● Directions
Give the entries again, word for word.

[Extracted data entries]
** begin **

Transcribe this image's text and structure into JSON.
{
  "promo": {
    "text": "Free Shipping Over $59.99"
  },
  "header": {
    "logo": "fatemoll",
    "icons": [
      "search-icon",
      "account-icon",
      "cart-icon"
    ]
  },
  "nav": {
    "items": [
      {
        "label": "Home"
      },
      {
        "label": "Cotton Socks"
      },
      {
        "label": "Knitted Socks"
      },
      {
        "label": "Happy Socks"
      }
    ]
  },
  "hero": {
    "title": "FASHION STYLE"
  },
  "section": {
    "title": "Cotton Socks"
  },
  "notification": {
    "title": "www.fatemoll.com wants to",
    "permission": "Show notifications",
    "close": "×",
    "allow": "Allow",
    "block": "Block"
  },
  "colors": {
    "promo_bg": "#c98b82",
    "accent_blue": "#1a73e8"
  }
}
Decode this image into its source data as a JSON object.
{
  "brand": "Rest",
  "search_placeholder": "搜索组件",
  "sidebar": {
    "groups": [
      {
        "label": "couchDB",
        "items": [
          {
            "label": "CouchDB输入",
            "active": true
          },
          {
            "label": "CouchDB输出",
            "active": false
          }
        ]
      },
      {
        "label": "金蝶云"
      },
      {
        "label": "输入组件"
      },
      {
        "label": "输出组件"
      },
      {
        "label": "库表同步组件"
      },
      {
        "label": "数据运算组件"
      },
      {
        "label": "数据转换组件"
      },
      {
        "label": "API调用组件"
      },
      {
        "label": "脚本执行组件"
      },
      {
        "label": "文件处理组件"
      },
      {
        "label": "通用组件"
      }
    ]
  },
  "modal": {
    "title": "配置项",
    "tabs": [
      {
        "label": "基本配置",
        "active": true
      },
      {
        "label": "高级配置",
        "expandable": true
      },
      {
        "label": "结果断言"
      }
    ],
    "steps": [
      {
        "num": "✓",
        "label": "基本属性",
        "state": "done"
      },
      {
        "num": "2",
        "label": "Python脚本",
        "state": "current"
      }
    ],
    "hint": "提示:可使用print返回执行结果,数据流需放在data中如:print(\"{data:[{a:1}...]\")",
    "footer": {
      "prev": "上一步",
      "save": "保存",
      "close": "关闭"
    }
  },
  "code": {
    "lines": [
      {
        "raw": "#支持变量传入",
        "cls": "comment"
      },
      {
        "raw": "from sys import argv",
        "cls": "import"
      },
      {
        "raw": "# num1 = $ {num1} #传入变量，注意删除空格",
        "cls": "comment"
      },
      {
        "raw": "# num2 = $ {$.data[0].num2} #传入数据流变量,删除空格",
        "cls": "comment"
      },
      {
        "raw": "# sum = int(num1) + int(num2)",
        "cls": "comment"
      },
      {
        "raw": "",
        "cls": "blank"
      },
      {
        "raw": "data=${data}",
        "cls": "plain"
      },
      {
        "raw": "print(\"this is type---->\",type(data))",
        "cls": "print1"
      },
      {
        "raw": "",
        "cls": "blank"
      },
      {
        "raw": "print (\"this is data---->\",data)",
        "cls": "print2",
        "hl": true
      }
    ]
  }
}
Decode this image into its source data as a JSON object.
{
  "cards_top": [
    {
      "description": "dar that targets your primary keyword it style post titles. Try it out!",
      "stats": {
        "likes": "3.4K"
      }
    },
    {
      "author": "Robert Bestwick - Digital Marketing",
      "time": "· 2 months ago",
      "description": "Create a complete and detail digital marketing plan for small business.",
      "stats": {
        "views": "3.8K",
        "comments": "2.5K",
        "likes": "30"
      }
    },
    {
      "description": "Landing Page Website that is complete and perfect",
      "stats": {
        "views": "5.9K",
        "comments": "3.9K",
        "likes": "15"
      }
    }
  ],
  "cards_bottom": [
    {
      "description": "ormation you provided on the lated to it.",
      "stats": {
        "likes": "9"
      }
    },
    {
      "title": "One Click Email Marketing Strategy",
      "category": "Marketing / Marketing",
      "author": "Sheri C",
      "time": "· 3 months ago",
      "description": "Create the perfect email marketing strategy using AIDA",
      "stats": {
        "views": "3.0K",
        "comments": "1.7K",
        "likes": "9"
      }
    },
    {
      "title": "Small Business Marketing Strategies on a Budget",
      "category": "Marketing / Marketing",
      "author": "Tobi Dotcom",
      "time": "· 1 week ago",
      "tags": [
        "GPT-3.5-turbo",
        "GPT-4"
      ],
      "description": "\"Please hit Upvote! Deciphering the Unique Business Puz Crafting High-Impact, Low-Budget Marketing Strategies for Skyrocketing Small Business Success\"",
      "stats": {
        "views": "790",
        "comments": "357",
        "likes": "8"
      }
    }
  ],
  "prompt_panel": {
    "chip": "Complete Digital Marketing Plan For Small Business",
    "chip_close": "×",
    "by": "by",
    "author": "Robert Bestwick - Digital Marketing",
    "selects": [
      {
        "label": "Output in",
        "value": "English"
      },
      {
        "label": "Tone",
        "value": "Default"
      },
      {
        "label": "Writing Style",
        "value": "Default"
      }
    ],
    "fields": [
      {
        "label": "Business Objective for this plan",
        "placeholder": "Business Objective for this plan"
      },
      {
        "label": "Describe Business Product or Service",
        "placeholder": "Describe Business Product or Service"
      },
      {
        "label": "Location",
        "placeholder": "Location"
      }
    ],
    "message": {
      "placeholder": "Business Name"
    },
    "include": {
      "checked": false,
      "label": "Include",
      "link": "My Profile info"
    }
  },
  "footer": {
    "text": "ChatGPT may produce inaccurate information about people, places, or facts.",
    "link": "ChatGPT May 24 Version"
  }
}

** end **

● Response to the task
Transcribe this image's text and structure into JSON.
{
  "promo": {
    "text": "Free Shipping Over $59.99"
  },
  "header": {
    "logo": "fatemoll",
    "icons": [
      "search-icon",
      "account-icon",
      "cart-icon"
    ]
  },
  "nav": {
    "items": [
      {
        "label": "Home"
      },
      {
        "label": "Cotton Socks"
      },
      {
        "label": "Knitted Socks"
      },
      {
        "label": "Happy Socks"
      }
    ]
  },
  "hero": {
    "title": "FASHION STYLE"
  },
  "section": {
    "title": "Cotton Socks"
  },
  "notification": {
    "title": "www.fatemoll.com wants to",
    "permission": "Show notifications",
    "close": "×",
    "allow": "Allow",
    "block": "Block"
  },
  "colors": {
    "promo_bg": "#c98b82",
    "accent_blue": "#1a73e8"
  }
}
Decode this image into its source data as a JSON object.
{
  "brand": "Rest",
  "search_placeholder": "搜索组件",
  "sidebar": {
    "groups": [
      {
        "label": "couchDB",
        "items": [
          {
            "label": "CouchDB输入",
            "active": true
          },
          {
            "label": "CouchDB输出",
            "active": false
          }
        ]
      },
      {
        "label": "金蝶云"
      },
      {
        "label": "输入组件"
      },
      {
        "label": "输出组件"
      },
      {
        "label": "库表同步组件"
      },
      {
        "label": "数据运算组件"
      },
      {
        "label": "数据转换组件"
      },
      {
        "label": "API调用组件"
      },
      {
        "label": "脚本执行组件"
      },
      {
        "label": "文件处理组件"
      },
      {
        "label": "通用组件"
      }
    ]
  },
  "modal": {
    "title": "配置项",
    "tabs": [
      {
        "label": "基本配置",
        "active": true
      },
      {
        "label": "高级配置",
        "expandable": true
      },
      {
        "label": "结果断言"
      }
    ],
    "steps": [
      {
        "num": "✓",
        "label": "基本属性",
        "state": "done"
      },
      {
        "num": "2",
        "label": "Python脚本",
        "state": "current"
      }
    ],
    "hint": "提示:可使用print返回执行结果,数据流需放在data中如:print(\"{data:[{a:1}...]\")",
    "footer": {
      "prev": "上一步",
      "save": "保存",
      "close": "关闭"
    }
  },
  "code": {
    "lines": [
      {
        "raw": "#支持变量传入",
        "cls": "comment"
      },
      {
        "raw": "from sys import argv",
        "cls": "import"
      },
      {
        "raw": "# num1 = $ {num1} #传入变量，注意删除空格",
        "cls": "comment"
      },
      {
        "raw": "# num2 = $ {$.data[0].num2} #传入数据流变量,删除空格",
        "cls": "comment"
      },
      {
        "raw": "# sum = int(num1) + int(num2)",
        "cls": "comment"
      },
      {
        "raw": "",
        "cls": "blank"
      },
      {
        "raw": "data=${data}",
        "cls": "plain"
      },
      {
        "raw": "print(\"this is type---->\",type(data))",
        "cls": "print1"
      },
      {
        "raw": "",
        "cls": "blank"
      },
      {
        "raw": "print (\"this is data---->\",data)",
        "cls": "print2",
        "hl": true
      }
    ]
  }
}
Decode this image into its source data as a JSON object.
{
  "cards_top": [
    {
      "description": "dar that targets your primary keyword it style post titles. Try it out!",
      "stats": {
        "likes": "3.4K"
      }
    },
    {
      "author": "Robert Bestwick - Digital Marketing",
      "time": "· 2 months ago",
      "description": "Create a complete and detail digital marketing plan for small business.",
      "stats": {
        "views": "3.8K",
        "comments": "2.5K",
        "likes": "30"
      }
    },
    {
      "description": "Landing Page Website that is complete and perfect",
      "stats": {
        "views": "5.9K",
        "comments": "3.9K",
        "likes": "15"
      }
    }
  ],
  "cards_bottom": [
    {
      "description": "ormation you provided on the lated to it.",
      "stats": {
        "likes": "9"
      }
    },
    {
      "title": "One Click Email Marketing Strategy",
      "category": "Marketing / Marketing",
      "author": "Sheri C",
      "time": "· 3 months ago",
      "description": "Create the perfect email marketing strategy using AIDA",
      "stats": {
        "views": "3.0K",
        "comments": "1.7K",
        "likes": "9"
      }
    },
    {
      "title": "Small Business Marketing Strategies on a Budget",
      "category": "Marketing / Marketing",
      "author": "Tobi Dotcom",
      "time": "· 1 week ago",
      "tags": [
        "GPT-3.5-turbo",
        "GPT-4"
      ],
      "description": "\"Please hit Upvote! Deciphering the Unique Business Puz Crafting High-Impact, Low-Budget Marketing Strategies for Skyrocketing Small Business Success\"",
      "stats": {
        "views": "790",
        "comments": "357",
        "likes": "8"
      }
    }
  ],
  "prompt_panel": {
    "chip": "Complete Digital Marketing Plan For Small Business",
    "chip_close": "×",
    "by": "by",
    "author": "Robert Bestwick - Digital Marketing",
    "selects": [
      {
        "label": "Output in",
        "value": "English"
      },
      {
        "label": "Tone",
        "value": "Default"
      },
      {
        "label": "Writing Style",
        "value": "Default"
      }
    ],
    "fields": [
      {
        "label": "Business Objective for this plan",
        "placeholder": "Business Objective for this plan"
      },
      {
        "label": "Describe Business Product or Service",
        "placeholder": "Describe Business Product or Service"
      },
      {
        "label": "Location",
        "placeholder": "Location"
      }
    ],
    "message": {
      "placeholder": "Business Name"
    },
    "include": {
      "checked": false,
      "label": "Include",
      "link": "My Profile info"
    }
  },
  "footer": {
    "text": "ChatGPT may produce inaccurate information about people, places, or facts.",
    "link": "ChatGPT May 24 Version"
  }
}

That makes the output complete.